(GIVEN DATA):
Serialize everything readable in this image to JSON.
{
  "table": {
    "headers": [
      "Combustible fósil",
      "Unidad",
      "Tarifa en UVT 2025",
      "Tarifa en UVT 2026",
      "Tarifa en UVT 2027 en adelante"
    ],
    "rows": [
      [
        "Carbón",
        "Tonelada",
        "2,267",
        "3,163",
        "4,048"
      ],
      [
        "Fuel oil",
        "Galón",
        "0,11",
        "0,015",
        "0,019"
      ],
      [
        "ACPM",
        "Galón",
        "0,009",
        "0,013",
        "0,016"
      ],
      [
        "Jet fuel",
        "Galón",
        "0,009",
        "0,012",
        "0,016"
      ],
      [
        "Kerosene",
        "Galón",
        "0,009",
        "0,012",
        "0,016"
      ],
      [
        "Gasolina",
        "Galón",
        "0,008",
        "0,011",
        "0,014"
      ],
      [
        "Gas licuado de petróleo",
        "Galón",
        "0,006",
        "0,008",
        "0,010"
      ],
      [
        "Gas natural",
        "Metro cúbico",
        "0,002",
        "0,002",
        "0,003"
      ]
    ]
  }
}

(YOUR OBJECTIVE): Report how many lines in the data contain the word "Tarifa", with no words besides the number.

(RESPONSE TO THIS EXERCISE): 3